Problem description: Only the number is wanted: how many lines of these entries contain the word "label"?

Data to process:

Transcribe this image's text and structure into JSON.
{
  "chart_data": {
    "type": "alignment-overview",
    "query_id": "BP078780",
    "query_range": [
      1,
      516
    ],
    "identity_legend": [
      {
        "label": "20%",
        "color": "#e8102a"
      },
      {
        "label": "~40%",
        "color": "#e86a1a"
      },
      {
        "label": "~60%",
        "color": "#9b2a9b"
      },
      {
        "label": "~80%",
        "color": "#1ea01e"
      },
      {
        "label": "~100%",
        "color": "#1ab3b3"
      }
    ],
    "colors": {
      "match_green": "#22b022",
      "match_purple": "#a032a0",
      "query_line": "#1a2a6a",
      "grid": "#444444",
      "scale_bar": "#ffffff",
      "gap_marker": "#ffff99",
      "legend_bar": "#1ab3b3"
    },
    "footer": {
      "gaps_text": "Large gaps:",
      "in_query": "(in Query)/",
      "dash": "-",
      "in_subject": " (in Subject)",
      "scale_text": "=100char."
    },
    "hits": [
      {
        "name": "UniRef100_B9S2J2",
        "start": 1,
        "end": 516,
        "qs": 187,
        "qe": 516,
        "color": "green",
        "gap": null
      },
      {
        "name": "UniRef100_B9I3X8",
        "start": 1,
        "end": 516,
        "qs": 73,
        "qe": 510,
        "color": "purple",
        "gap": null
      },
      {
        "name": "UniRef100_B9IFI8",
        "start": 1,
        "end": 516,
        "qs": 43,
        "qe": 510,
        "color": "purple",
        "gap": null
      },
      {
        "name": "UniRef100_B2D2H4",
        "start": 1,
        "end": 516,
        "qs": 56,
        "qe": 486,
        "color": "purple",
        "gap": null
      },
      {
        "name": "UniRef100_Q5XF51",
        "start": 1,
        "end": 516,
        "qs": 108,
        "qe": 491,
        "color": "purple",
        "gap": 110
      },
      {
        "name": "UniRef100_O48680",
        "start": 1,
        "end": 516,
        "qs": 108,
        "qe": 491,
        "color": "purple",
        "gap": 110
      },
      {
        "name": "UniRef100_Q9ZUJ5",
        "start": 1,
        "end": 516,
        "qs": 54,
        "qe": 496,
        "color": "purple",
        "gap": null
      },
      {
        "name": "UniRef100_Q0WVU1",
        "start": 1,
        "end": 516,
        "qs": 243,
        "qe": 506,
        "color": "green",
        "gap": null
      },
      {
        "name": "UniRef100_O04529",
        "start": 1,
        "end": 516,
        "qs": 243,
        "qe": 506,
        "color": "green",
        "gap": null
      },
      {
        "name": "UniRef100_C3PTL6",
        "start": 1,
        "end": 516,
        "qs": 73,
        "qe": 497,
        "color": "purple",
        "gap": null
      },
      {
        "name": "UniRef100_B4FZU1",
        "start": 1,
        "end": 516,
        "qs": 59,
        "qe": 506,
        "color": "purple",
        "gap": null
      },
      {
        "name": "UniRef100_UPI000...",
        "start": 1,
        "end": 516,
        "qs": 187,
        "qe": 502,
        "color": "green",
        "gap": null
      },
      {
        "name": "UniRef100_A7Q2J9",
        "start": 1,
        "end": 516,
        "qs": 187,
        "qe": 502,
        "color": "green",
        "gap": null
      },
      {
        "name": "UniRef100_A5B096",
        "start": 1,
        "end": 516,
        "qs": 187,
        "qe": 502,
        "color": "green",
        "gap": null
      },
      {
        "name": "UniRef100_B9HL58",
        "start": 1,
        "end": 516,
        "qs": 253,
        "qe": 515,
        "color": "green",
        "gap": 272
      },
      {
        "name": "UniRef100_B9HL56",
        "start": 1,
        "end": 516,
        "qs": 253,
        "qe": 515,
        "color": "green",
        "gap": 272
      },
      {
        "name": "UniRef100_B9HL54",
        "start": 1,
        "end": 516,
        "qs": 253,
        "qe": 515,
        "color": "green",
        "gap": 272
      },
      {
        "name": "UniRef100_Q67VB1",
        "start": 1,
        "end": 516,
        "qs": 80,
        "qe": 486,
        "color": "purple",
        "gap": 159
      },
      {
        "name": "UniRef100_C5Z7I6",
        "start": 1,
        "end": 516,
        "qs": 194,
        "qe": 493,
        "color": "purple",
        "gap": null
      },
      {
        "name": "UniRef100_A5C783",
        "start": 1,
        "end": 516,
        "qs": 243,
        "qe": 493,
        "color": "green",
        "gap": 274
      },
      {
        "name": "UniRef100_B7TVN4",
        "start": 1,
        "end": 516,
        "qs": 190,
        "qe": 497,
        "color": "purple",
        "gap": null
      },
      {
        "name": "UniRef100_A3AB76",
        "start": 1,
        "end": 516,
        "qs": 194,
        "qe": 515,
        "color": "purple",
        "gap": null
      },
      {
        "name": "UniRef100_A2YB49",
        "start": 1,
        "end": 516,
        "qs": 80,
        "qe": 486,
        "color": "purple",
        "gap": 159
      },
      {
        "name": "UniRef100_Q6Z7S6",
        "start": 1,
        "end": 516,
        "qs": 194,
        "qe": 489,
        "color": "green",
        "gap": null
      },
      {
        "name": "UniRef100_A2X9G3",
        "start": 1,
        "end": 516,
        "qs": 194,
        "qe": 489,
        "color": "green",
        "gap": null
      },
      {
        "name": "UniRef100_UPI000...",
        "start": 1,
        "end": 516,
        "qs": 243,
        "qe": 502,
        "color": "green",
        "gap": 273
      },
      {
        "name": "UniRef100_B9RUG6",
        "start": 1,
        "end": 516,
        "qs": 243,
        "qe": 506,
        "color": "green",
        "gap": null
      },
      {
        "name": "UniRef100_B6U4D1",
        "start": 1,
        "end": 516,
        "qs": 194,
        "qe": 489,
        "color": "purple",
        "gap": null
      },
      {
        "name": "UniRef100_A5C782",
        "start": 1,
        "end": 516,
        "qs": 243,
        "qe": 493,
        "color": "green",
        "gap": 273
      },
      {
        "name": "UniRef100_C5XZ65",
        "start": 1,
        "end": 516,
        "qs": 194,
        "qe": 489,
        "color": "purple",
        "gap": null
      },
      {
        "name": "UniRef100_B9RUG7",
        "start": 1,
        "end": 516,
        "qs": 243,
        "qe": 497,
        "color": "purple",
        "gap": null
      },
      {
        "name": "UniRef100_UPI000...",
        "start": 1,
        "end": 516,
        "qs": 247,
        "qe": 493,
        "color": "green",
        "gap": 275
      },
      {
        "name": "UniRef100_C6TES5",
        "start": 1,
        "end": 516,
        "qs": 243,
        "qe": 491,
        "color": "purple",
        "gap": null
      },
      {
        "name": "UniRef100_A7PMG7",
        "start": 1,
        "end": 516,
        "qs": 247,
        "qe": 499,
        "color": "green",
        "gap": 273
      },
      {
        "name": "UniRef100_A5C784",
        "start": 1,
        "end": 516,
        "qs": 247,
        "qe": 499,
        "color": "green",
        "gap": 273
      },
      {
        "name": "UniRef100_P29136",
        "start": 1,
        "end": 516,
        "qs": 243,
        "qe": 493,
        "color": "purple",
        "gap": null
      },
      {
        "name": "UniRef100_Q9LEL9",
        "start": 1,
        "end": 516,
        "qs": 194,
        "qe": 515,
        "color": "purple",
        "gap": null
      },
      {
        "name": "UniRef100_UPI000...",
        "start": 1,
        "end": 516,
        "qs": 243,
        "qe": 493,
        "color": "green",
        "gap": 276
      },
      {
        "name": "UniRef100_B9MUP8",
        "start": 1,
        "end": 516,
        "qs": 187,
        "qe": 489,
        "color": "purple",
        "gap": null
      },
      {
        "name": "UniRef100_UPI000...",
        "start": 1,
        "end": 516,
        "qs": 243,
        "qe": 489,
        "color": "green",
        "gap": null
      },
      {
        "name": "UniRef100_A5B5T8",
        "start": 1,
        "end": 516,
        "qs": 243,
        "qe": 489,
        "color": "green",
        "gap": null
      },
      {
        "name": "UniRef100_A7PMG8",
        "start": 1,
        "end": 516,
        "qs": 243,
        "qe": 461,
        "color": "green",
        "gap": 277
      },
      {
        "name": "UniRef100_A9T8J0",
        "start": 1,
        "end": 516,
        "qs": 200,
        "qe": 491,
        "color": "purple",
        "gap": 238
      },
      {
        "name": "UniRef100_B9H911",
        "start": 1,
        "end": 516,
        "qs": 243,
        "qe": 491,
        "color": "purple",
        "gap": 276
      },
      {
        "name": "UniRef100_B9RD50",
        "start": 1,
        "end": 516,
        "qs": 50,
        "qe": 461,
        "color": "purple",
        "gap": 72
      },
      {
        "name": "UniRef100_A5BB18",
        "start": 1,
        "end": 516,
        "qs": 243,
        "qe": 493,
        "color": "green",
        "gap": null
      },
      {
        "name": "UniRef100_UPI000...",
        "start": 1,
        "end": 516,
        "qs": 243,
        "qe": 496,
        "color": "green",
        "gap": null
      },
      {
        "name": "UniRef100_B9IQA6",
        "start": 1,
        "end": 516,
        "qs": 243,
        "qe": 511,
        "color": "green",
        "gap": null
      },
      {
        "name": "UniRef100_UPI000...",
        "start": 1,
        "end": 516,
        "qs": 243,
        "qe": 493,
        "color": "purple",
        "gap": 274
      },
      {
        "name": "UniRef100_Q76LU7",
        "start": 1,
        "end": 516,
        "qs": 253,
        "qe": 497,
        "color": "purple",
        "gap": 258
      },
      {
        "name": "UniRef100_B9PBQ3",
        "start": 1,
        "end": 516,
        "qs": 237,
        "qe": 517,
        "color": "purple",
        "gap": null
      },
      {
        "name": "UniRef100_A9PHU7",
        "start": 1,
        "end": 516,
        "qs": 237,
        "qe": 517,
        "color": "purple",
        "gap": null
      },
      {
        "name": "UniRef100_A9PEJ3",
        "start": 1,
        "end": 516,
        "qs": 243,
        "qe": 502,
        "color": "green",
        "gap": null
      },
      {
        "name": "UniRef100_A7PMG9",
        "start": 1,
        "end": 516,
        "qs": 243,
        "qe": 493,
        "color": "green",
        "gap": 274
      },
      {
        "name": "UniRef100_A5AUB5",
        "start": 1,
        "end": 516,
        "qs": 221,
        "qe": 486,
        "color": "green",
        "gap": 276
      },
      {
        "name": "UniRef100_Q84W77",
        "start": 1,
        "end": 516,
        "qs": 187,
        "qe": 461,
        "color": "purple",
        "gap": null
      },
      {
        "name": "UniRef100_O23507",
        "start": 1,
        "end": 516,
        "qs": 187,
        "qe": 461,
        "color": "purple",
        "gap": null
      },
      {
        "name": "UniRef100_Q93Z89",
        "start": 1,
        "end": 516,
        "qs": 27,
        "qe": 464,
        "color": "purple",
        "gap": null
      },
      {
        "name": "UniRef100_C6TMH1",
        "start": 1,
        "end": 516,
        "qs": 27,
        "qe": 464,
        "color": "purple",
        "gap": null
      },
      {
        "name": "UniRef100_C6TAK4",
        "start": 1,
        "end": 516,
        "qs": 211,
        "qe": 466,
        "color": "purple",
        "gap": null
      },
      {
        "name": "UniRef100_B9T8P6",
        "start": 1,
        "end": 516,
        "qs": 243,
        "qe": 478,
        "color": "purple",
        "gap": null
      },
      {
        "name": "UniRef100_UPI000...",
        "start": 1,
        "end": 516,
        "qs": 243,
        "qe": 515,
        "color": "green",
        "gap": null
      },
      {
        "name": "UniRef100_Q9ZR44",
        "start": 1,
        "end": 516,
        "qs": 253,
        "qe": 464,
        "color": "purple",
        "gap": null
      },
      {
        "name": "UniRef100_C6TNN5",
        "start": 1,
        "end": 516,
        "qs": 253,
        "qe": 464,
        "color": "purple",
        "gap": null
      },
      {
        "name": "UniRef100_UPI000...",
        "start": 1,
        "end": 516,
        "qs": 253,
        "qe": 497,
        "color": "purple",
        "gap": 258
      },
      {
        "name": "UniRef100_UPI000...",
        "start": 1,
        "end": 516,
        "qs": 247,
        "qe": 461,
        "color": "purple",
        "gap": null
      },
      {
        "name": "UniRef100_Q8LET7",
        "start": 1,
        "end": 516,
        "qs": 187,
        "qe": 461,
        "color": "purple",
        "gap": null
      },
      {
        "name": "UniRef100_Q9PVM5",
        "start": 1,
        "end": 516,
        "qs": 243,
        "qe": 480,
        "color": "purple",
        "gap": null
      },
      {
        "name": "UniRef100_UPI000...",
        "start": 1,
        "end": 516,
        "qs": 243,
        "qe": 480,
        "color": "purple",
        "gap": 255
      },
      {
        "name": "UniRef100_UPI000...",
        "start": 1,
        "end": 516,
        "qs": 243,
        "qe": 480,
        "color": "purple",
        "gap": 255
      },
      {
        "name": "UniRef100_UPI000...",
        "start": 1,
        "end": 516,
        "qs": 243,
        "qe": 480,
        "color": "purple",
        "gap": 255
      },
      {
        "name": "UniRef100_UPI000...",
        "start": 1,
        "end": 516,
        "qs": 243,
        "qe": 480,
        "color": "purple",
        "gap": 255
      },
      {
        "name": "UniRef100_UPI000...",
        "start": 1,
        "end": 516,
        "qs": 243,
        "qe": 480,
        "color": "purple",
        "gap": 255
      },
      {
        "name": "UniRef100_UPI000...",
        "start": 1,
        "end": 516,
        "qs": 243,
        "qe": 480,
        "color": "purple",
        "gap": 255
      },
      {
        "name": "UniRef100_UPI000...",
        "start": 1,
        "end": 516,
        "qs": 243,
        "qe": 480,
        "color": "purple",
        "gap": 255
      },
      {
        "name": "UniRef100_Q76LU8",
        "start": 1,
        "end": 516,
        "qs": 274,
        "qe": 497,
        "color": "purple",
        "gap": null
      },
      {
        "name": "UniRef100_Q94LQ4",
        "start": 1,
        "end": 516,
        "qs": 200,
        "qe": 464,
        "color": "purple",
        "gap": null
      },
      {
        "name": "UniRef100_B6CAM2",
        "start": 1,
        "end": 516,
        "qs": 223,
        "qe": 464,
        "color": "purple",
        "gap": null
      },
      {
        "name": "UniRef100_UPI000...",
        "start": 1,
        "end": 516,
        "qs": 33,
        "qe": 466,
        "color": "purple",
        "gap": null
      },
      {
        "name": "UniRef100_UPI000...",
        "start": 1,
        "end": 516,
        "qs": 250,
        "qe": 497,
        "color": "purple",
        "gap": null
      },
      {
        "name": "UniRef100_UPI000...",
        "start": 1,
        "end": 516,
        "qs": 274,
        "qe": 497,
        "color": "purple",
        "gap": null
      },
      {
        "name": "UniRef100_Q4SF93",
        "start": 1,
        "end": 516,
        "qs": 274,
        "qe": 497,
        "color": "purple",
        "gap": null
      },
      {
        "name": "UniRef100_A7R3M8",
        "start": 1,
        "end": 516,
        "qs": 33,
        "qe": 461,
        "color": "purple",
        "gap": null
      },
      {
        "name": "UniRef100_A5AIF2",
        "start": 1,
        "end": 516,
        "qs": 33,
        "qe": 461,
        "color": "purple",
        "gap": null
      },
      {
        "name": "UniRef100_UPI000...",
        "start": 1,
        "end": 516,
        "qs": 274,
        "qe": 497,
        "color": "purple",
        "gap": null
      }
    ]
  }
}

Completed exercise: 5